* **Record list**
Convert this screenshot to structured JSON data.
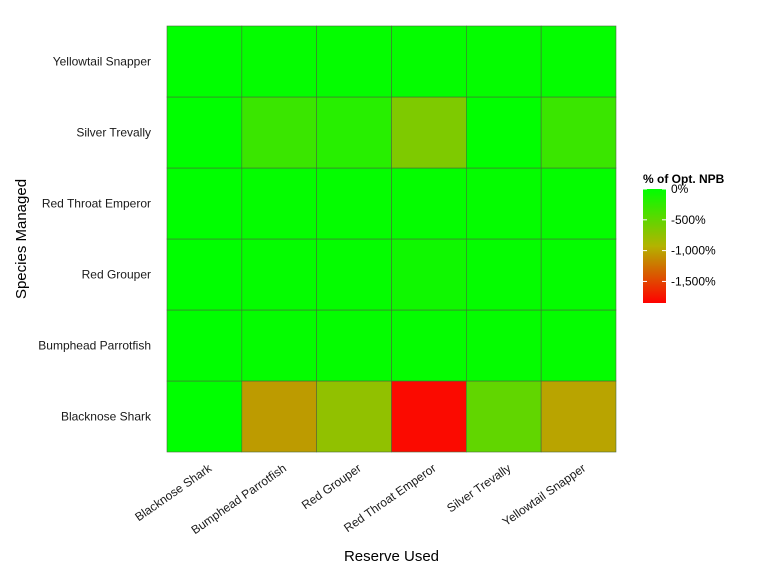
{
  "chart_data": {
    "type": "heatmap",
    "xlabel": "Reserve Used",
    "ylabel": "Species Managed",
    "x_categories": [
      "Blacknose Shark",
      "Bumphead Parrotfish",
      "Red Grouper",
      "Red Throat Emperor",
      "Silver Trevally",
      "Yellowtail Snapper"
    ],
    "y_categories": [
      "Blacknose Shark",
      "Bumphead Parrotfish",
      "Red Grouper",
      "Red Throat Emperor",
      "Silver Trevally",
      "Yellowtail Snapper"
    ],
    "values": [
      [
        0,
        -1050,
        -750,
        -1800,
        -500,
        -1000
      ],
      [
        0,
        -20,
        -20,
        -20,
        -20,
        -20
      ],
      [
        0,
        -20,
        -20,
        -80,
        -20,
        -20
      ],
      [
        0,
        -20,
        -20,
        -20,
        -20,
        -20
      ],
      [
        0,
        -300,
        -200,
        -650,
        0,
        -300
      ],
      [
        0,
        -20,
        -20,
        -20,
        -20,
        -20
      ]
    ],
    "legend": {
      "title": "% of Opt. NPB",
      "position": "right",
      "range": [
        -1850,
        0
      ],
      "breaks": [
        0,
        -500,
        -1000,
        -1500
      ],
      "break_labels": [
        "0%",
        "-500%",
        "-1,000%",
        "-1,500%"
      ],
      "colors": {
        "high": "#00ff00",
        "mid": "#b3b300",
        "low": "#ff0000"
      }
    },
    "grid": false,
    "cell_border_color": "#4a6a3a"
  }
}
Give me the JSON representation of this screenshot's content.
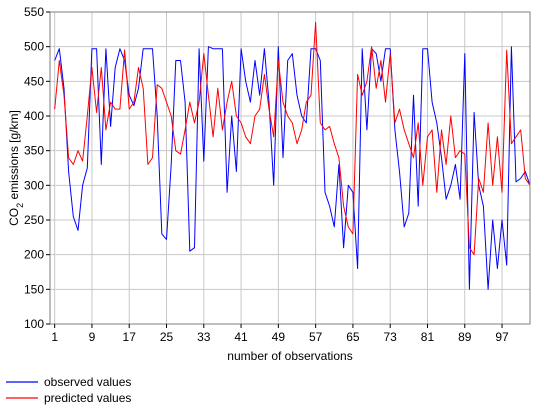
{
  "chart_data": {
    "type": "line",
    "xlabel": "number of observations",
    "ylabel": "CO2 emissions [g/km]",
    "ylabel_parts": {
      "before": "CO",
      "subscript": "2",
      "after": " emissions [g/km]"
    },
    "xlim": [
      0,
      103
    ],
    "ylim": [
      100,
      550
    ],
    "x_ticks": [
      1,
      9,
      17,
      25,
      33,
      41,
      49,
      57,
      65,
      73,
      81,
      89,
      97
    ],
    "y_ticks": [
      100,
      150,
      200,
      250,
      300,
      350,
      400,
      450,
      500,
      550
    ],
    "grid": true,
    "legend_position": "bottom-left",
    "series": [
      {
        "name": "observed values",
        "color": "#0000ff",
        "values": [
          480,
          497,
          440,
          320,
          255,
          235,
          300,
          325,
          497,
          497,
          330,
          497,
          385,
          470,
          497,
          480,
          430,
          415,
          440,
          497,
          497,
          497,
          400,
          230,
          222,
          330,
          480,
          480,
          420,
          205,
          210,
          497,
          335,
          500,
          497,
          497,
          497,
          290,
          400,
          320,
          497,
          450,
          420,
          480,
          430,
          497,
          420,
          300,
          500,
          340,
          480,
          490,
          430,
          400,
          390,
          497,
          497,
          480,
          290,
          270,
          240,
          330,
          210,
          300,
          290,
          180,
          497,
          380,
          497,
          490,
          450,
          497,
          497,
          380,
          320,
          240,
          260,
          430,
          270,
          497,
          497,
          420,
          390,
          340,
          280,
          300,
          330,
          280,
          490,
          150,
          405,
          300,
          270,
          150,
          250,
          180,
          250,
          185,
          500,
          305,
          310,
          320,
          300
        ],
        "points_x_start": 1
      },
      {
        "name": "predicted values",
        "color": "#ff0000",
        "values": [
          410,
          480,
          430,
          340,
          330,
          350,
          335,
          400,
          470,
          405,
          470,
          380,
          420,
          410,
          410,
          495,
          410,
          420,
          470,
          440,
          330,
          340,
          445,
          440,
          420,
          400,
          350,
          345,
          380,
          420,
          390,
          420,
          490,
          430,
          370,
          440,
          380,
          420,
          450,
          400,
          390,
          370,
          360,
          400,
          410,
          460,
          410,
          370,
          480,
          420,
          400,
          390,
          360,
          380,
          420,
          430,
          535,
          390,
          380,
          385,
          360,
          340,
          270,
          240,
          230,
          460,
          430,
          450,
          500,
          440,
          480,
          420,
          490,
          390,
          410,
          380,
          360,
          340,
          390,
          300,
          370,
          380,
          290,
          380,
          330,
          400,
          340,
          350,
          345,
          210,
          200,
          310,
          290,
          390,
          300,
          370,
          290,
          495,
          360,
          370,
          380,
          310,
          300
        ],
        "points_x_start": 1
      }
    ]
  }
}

...

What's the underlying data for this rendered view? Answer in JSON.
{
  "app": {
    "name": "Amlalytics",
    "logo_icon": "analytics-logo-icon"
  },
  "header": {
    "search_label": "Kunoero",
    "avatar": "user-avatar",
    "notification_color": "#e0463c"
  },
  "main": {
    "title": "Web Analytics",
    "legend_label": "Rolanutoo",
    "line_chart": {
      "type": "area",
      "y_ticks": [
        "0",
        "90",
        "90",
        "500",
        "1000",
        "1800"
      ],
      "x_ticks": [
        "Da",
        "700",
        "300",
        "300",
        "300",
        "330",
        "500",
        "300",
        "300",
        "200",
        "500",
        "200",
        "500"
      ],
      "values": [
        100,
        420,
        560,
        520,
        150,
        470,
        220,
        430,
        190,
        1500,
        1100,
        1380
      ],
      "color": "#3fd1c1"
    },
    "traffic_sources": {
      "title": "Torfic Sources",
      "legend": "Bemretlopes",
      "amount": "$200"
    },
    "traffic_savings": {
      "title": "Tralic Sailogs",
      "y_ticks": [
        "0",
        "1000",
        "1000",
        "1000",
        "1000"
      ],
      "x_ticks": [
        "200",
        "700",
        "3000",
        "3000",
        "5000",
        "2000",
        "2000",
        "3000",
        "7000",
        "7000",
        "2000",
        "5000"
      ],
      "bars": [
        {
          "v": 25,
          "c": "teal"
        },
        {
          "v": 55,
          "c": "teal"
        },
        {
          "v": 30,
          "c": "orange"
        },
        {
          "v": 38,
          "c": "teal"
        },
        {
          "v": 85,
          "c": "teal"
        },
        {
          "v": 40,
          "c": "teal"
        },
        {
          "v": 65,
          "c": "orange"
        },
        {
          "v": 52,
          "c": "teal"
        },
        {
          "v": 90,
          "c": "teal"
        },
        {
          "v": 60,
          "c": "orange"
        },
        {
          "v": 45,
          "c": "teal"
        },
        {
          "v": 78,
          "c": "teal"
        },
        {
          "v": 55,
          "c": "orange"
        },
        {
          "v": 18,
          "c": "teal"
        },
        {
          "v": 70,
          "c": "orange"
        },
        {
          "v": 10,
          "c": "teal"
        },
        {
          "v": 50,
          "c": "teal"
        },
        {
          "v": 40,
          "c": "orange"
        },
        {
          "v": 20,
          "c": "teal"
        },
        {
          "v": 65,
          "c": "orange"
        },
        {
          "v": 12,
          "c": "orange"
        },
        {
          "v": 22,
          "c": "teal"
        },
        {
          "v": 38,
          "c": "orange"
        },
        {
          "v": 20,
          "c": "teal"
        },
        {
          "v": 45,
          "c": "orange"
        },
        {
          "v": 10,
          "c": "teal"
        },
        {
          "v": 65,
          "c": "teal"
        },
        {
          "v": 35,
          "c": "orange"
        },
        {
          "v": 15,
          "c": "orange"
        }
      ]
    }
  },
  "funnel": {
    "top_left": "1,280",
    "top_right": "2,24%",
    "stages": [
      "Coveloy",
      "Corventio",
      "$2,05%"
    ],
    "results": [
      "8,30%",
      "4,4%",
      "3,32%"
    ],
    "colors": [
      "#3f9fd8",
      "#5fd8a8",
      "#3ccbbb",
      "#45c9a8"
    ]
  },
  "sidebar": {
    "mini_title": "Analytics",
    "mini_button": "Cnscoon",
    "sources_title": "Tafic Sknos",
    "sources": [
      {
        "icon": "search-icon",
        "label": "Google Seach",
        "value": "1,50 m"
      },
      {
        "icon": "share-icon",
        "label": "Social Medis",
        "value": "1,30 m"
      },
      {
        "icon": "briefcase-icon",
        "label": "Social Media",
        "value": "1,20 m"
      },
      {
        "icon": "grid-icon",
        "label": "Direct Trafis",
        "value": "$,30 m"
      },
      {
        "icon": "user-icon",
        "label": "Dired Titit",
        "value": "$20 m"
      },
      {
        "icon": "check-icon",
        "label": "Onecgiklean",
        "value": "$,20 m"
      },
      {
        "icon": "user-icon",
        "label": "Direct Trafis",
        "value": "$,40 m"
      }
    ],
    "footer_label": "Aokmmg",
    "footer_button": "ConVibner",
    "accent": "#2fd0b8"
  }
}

* **Written instruction**
How many lines of the data hold the string "xlabel"? Reply with the number alone.

* **Result for this exercise**
2